Written task: Without the pictures, repeat the listing character for character.

--- Provided data ---

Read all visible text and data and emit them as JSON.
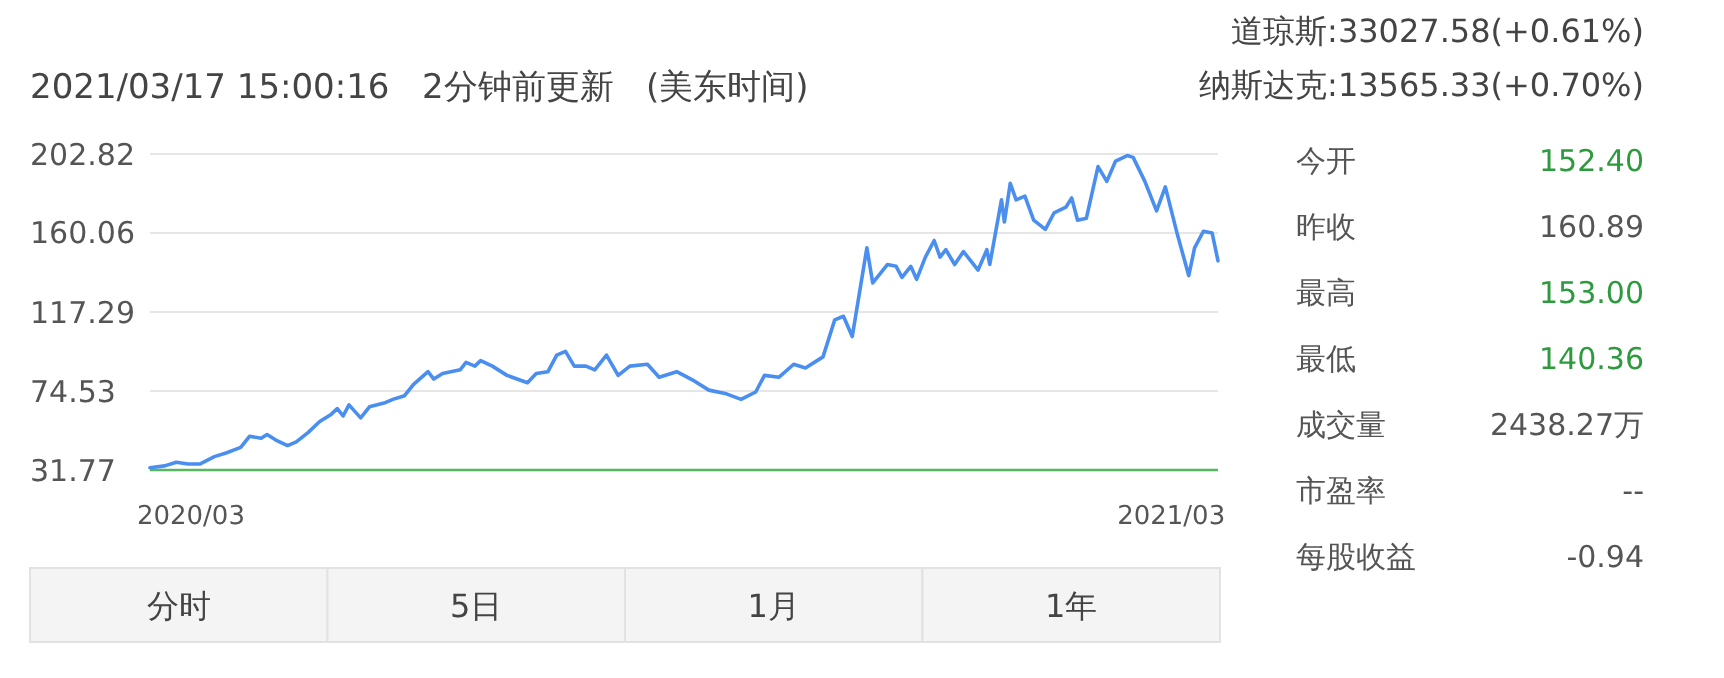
{
  "chart_data": [
    {
      "type": "line",
      "title": "2021/03/17 15:00:16   2分钟前更新   (美东时间)",
      "xlim": [
        "2020-03-17",
        "2021-03-17"
      ],
      "xticks": [
        {
          "value": "2020-03-31",
          "label": "2020/03"
        },
        {
          "value": "2021-03-01",
          "label": "2021/03"
        }
      ],
      "ylim": [
        31.77,
        202.82
      ],
      "yticks": [
        31.77,
        74.53,
        117.29,
        160.06,
        202.82
      ],
      "grid": "y",
      "marker": "none",
      "line_style": "solid",
      "series": [
        {
          "color": "#4a8ff0",
          "x": [
            "2020-03-17",
            "2020-03-22",
            "2020-03-26",
            "2020-03-30",
            "2020-04-03",
            "2020-04-08",
            "2020-04-12",
            "2020-04-17",
            "2020-04-20",
            "2020-04-24",
            "2020-04-26",
            "2020-04-29",
            "2020-05-03",
            "2020-05-06",
            "2020-05-10",
            "2020-05-14",
            "2020-05-18",
            "2020-05-20",
            "2020-05-22",
            "2020-05-24",
            "2020-05-28",
            "2020-05-31",
            "2020-06-05",
            "2020-06-08",
            "2020-06-12",
            "2020-06-15",
            "2020-06-20",
            "2020-06-22",
            "2020-06-25",
            "2020-07-01",
            "2020-07-03",
            "2020-07-06",
            "2020-07-08",
            "2020-07-12",
            "2020-07-17",
            "2020-07-24",
            "2020-07-27",
            "2020-07-31",
            "2020-08-03",
            "2020-08-06",
            "2020-08-09",
            "2020-08-13",
            "2020-08-16",
            "2020-08-20",
            "2020-08-24",
            "2020-08-28",
            "2020-09-03",
            "2020-09-07",
            "2020-09-13",
            "2020-09-19",
            "2020-09-24",
            "2020-09-30",
            "2020-10-05",
            "2020-10-10",
            "2020-10-13",
            "2020-10-18",
            "2020-10-23",
            "2020-10-27",
            "2020-11-02",
            "2020-11-06",
            "2020-11-09",
            "2020-11-12",
            "2020-11-17",
            "2020-11-19",
            "2020-11-24",
            "2020-11-27",
            "2020-11-29",
            "2020-12-02",
            "2020-12-04",
            "2020-12-07",
            "2020-12-10",
            "2020-12-12",
            "2020-12-14",
            "2020-12-17",
            "2020-12-20",
            "2020-12-25",
            "2020-12-28",
            "2020-12-29",
            "2021-01-02",
            "2021-01-03",
            "2021-01-05",
            "2021-01-07",
            "2021-01-10",
            "2021-01-13",
            "2021-01-17",
            "2021-01-20",
            "2021-01-24",
            "2021-01-26",
            "2021-01-28",
            "2021-01-31",
            "2021-02-04",
            "2021-02-07",
            "2021-02-10",
            "2021-02-14",
            "2021-02-16",
            "2021-02-20",
            "2021-02-24",
            "2021-02-27",
            "2021-03-03",
            "2021-03-07",
            "2021-03-09",
            "2021-03-12",
            "2021-03-15",
            "2021-03-17"
          ],
          "values": [
            33,
            34,
            36,
            35,
            35,
            39,
            41,
            44,
            50,
            49,
            51,
            48,
            45,
            47,
            52,
            58,
            62,
            65,
            61,
            67,
            60,
            66,
            68,
            70,
            72,
            78,
            85,
            81,
            84,
            86,
            90,
            88,
            91,
            88,
            83,
            79,
            84,
            85,
            94,
            96,
            88,
            88,
            86,
            94,
            83,
            88,
            89,
            82,
            85,
            80,
            75,
            73,
            70,
            74,
            83,
            82,
            89,
            87,
            93,
            113,
            115,
            104,
            152,
            133,
            143,
            142,
            136,
            142,
            135,
            147,
            156,
            147,
            151,
            143,
            150,
            140,
            151,
            143,
            178,
            166,
            187,
            178,
            180,
            167,
            162,
            171,
            174,
            179,
            167,
            168,
            196,
            188,
            199,
            202,
            201,
            188,
            172,
            185,
            160,
            137,
            152,
            161,
            160,
            145
          ]
        }
      ]
    },
    {
      "type": "other",
      "annotations": [
        "道琼斯:33027.58(+0.61%)",
        "纳斯达克:13565.33(+0.70%)"
      ],
      "categories": [
        "今开",
        "昨收",
        "最高",
        "最低",
        "成交量",
        "市盈率",
        "每股收益"
      ],
      "value_labels": [
        "152.40",
        "160.89",
        "153.00",
        "140.36",
        "2438.27万",
        "--",
        "-0.94"
      ],
      "colors": [
        "#2e9a3e",
        "#555555",
        "#2e9a3e",
        "#2e9a3e",
        "#555555",
        "#555555",
        "#555555"
      ]
    },
    {
      "type": "other",
      "categories": [
        "分时",
        "5日",
        "1月",
        "1年"
      ]
    }
  ]
}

---

Solution to this problem:
Read all visible text and data and emit them as JSON.
{
  "chart_data": [
    {
      "type": "line",
      "title": "2021/03/17 15:00:16   2分钟前更新   (美东时间)",
      "xlim": [
        "2020-03-17",
        "2021-03-17"
      ],
      "xticks": [
        {
          "value": "2020-03-31",
          "label": "2020/03"
        },
        {
          "value": "2021-03-01",
          "label": "2021/03"
        }
      ],
      "ylim": [
        31.77,
        202.82
      ],
      "yticks": [
        31.77,
        74.53,
        117.29,
        160.06,
        202.82
      ],
      "grid": "y",
      "marker": "none",
      "line_style": "solid",
      "series": [
        {
          "color": "#4a8ff0",
          "x": [
            "2020-03-17",
            "2020-03-22",
            "2020-03-26",
            "2020-03-30",
            "2020-04-03",
            "2020-04-08",
            "2020-04-12",
            "2020-04-17",
            "2020-04-20",
            "2020-04-24",
            "2020-04-26",
            "2020-04-29",
            "2020-05-03",
            "2020-05-06",
            "2020-05-10",
            "2020-05-14",
            "2020-05-18",
            "2020-05-20",
            "2020-05-22",
            "2020-05-24",
            "2020-05-28",
            "2020-05-31",
            "2020-06-05",
            "2020-06-08",
            "2020-06-12",
            "2020-06-15",
            "2020-06-20",
            "2020-06-22",
            "2020-06-25",
            "2020-07-01",
            "2020-07-03",
            "2020-07-06",
            "2020-07-08",
            "2020-07-12",
            "2020-07-17",
            "2020-07-24",
            "2020-07-27",
            "2020-07-31",
            "2020-08-03",
            "2020-08-06",
            "2020-08-09",
            "2020-08-13",
            "2020-08-16",
            "2020-08-20",
            "2020-08-24",
            "2020-08-28",
            "2020-09-03",
            "2020-09-07",
            "2020-09-13",
            "2020-09-19",
            "2020-09-24",
            "2020-09-30",
            "2020-10-05",
            "2020-10-10",
            "2020-10-13",
            "2020-10-18",
            "2020-10-23",
            "2020-10-27",
            "2020-11-02",
            "2020-11-06",
            "2020-11-09",
            "2020-11-12",
            "2020-11-17",
            "2020-11-19",
            "2020-11-24",
            "2020-11-27",
            "2020-11-29",
            "2020-12-02",
            "2020-12-04",
            "2020-12-07",
            "2020-12-10",
            "2020-12-12",
            "2020-12-14",
            "2020-12-17",
            "2020-12-20",
            "2020-12-25",
            "2020-12-28",
            "2020-12-29",
            "2021-01-02",
            "2021-01-03",
            "2021-01-05",
            "2021-01-07",
            "2021-01-10",
            "2021-01-13",
            "2021-01-17",
            "2021-01-20",
            "2021-01-24",
            "2021-01-26",
            "2021-01-28",
            "2021-01-31",
            "2021-02-04",
            "2021-02-07",
            "2021-02-10",
            "2021-02-14",
            "2021-02-16",
            "2021-02-20",
            "2021-02-24",
            "2021-02-27",
            "2021-03-03",
            "2021-03-07",
            "2021-03-09",
            "2021-03-12",
            "2021-03-15",
            "2021-03-17"
          ],
          "values": [
            33,
            34,
            36,
            35,
            35,
            39,
            41,
            44,
            50,
            49,
            51,
            48,
            45,
            47,
            52,
            58,
            62,
            65,
            61,
            67,
            60,
            66,
            68,
            70,
            72,
            78,
            85,
            81,
            84,
            86,
            90,
            88,
            91,
            88,
            83,
            79,
            84,
            85,
            94,
            96,
            88,
            88,
            86,
            94,
            83,
            88,
            89,
            82,
            85,
            80,
            75,
            73,
            70,
            74,
            83,
            82,
            89,
            87,
            93,
            113,
            115,
            104,
            152,
            133,
            143,
            142,
            136,
            142,
            135,
            147,
            156,
            147,
            151,
            143,
            150,
            140,
            151,
            143,
            178,
            166,
            187,
            178,
            180,
            167,
            162,
            171,
            174,
            179,
            167,
            168,
            196,
            188,
            199,
            202,
            201,
            188,
            172,
            185,
            160,
            137,
            152,
            161,
            160,
            145
          ]
        }
      ]
    },
    {
      "type": "other",
      "annotations": [
        "道琼斯:33027.58(+0.61%)",
        "纳斯达克:13565.33(+0.70%)"
      ],
      "categories": [
        "今开",
        "昨收",
        "最高",
        "最低",
        "成交量",
        "市盈率",
        "每股收益"
      ],
      "value_labels": [
        "152.40",
        "160.89",
        "153.00",
        "140.36",
        "2438.27万",
        "--",
        "-0.94"
      ],
      "colors": [
        "#2e9a3e",
        "#555555",
        "#2e9a3e",
        "#2e9a3e",
        "#555555",
        "#555555",
        "#555555"
      ]
    },
    {
      "type": "other",
      "categories": [
        "分时",
        "5日",
        "1月",
        "1年"
      ]
    }
  ]
}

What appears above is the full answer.